Begin Input material

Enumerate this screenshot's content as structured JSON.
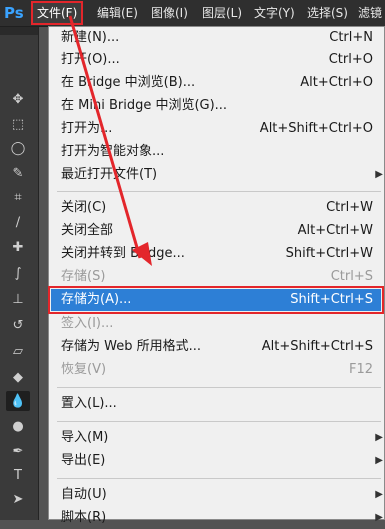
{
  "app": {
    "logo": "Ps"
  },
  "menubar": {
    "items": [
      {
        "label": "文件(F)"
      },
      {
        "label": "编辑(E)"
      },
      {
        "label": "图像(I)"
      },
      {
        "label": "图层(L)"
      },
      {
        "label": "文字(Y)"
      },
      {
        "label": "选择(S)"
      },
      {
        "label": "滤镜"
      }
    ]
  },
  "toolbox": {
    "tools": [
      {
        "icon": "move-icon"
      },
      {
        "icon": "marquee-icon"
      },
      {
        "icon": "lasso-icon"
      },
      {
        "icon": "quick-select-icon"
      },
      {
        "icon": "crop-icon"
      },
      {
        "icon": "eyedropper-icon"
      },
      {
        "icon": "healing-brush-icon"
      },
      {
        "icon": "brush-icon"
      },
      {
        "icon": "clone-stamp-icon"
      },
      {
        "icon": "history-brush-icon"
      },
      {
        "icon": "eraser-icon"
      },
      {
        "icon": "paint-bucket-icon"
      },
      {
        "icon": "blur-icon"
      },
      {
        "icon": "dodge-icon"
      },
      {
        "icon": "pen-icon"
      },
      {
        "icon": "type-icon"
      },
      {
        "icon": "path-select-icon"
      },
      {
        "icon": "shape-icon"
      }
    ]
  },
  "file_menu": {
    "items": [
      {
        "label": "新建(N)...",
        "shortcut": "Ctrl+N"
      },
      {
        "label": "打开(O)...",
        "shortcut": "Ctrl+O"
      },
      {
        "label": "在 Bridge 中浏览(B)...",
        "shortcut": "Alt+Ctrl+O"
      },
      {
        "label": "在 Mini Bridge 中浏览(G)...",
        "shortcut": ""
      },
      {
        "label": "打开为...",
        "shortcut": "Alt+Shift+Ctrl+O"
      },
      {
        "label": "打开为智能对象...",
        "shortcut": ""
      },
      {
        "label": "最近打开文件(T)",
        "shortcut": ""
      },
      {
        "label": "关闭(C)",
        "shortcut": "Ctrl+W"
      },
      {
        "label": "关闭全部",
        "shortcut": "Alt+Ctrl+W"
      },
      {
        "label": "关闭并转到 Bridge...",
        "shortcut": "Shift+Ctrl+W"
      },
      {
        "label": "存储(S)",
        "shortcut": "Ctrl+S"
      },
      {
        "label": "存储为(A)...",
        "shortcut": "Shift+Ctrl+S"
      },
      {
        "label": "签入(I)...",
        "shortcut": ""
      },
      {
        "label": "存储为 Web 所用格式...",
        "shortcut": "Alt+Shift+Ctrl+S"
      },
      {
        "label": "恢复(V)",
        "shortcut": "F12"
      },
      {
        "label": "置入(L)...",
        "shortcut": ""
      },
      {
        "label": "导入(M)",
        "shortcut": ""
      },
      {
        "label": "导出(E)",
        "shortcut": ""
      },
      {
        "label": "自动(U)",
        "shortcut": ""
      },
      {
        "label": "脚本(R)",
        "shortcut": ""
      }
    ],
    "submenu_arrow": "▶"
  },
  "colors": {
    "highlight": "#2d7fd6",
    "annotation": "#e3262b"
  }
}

End Input material

**Task objective**
Reproduce the full material exactly, excluding the pictures.

**Full answer**
Enumerate this screenshot's content as structured JSON.
{
  "app": {
    "logo": "Ps"
  },
  "menubar": {
    "items": [
      {
        "label": "文件(F)"
      },
      {
        "label": "编辑(E)"
      },
      {
        "label": "图像(I)"
      },
      {
        "label": "图层(L)"
      },
      {
        "label": "文字(Y)"
      },
      {
        "label": "选择(S)"
      },
      {
        "label": "滤镜"
      }
    ]
  },
  "toolbox": {
    "tools": [
      {
        "icon": "move-icon"
      },
      {
        "icon": "marquee-icon"
      },
      {
        "icon": "lasso-icon"
      },
      {
        "icon": "quick-select-icon"
      },
      {
        "icon": "crop-icon"
      },
      {
        "icon": "eyedropper-icon"
      },
      {
        "icon": "healing-brush-icon"
      },
      {
        "icon": "brush-icon"
      },
      {
        "icon": "clone-stamp-icon"
      },
      {
        "icon": "history-brush-icon"
      },
      {
        "icon": "eraser-icon"
      },
      {
        "icon": "paint-bucket-icon"
      },
      {
        "icon": "blur-icon"
      },
      {
        "icon": "dodge-icon"
      },
      {
        "icon": "pen-icon"
      },
      {
        "icon": "type-icon"
      },
      {
        "icon": "path-select-icon"
      },
      {
        "icon": "shape-icon"
      }
    ]
  },
  "file_menu": {
    "items": [
      {
        "label": "新建(N)...",
        "shortcut": "Ctrl+N"
      },
      {
        "label": "打开(O)...",
        "shortcut": "Ctrl+O"
      },
      {
        "label": "在 Bridge 中浏览(B)...",
        "shortcut": "Alt+Ctrl+O"
      },
      {
        "label": "在 Mini Bridge 中浏览(G)...",
        "shortcut": ""
      },
      {
        "label": "打开为...",
        "shortcut": "Alt+Shift+Ctrl+O"
      },
      {
        "label": "打开为智能对象...",
        "shortcut": ""
      },
      {
        "label": "最近打开文件(T)",
        "shortcut": ""
      },
      {
        "label": "关闭(C)",
        "shortcut": "Ctrl+W"
      },
      {
        "label": "关闭全部",
        "shortcut": "Alt+Ctrl+W"
      },
      {
        "label": "关闭并转到 Bridge...",
        "shortcut": "Shift+Ctrl+W"
      },
      {
        "label": "存储(S)",
        "shortcut": "Ctrl+S"
      },
      {
        "label": "存储为(A)...",
        "shortcut": "Shift+Ctrl+S"
      },
      {
        "label": "签入(I)...",
        "shortcut": ""
      },
      {
        "label": "存储为 Web 所用格式...",
        "shortcut": "Alt+Shift+Ctrl+S"
      },
      {
        "label": "恢复(V)",
        "shortcut": "F12"
      },
      {
        "label": "置入(L)...",
        "shortcut": ""
      },
      {
        "label": "导入(M)",
        "shortcut": ""
      },
      {
        "label": "导出(E)",
        "shortcut": ""
      },
      {
        "label": "自动(U)",
        "shortcut": ""
      },
      {
        "label": "脚本(R)",
        "shortcut": ""
      }
    ],
    "submenu_arrow": "▶"
  },
  "colors": {
    "highlight": "#2d7fd6",
    "annotation": "#e3262b"
  }
}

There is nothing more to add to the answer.